### Entries supplied

----

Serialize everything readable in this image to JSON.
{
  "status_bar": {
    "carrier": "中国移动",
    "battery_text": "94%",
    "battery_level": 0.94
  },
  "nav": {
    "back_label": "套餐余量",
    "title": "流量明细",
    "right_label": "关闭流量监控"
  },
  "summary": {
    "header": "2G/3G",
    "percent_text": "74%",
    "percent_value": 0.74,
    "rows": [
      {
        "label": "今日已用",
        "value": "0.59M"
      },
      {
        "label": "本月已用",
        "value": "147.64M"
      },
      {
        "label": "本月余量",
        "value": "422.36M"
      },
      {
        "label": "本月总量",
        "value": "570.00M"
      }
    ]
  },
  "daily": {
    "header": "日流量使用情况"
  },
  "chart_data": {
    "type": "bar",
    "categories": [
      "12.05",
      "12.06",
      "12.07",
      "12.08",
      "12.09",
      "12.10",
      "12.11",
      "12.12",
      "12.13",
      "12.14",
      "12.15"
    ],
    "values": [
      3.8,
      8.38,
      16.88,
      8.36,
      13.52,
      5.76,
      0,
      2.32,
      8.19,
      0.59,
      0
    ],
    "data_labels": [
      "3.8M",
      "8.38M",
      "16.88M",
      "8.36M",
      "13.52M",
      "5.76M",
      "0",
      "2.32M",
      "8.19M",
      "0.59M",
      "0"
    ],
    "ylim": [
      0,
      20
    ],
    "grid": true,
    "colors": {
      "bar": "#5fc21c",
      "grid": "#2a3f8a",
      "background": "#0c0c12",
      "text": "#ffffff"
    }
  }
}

----

### Exercise objective
Repeat the records above exactly, from the first line to the last.

### Exercise response
Serialize everything readable in this image to JSON.
{
  "status_bar": {
    "carrier": "中国移动",
    "battery_text": "94%",
    "battery_level": 0.94
  },
  "nav": {
    "back_label": "套餐余量",
    "title": "流量明细",
    "right_label": "关闭流量监控"
  },
  "summary": {
    "header": "2G/3G",
    "percent_text": "74%",
    "percent_value": 0.74,
    "rows": [
      {
        "label": "今日已用",
        "value": "0.59M"
      },
      {
        "label": "本月已用",
        "value": "147.64M"
      },
      {
        "label": "本月余量",
        "value": "422.36M"
      },
      {
        "label": "本月总量",
        "value": "570.00M"
      }
    ]
  },
  "daily": {
    "header": "日流量使用情况"
  },
  "chart_data": {
    "type": "bar",
    "categories": [
      "12.05",
      "12.06",
      "12.07",
      "12.08",
      "12.09",
      "12.10",
      "12.11",
      "12.12",
      "12.13",
      "12.14",
      "12.15"
    ],
    "values": [
      3.8,
      8.38,
      16.88,
      8.36,
      13.52,
      5.76,
      0,
      2.32,
      8.19,
      0.59,
      0
    ],
    "data_labels": [
      "3.8M",
      "8.38M",
      "16.88M",
      "8.36M",
      "13.52M",
      "5.76M",
      "0",
      "2.32M",
      "8.19M",
      "0.59M",
      "0"
    ],
    "ylim": [
      0,
      20
    ],
    "grid": true,
    "colors": {
      "bar": "#5fc21c",
      "grid": "#2a3f8a",
      "background": "#0c0c12",
      "text": "#ffffff"
    }
  }
}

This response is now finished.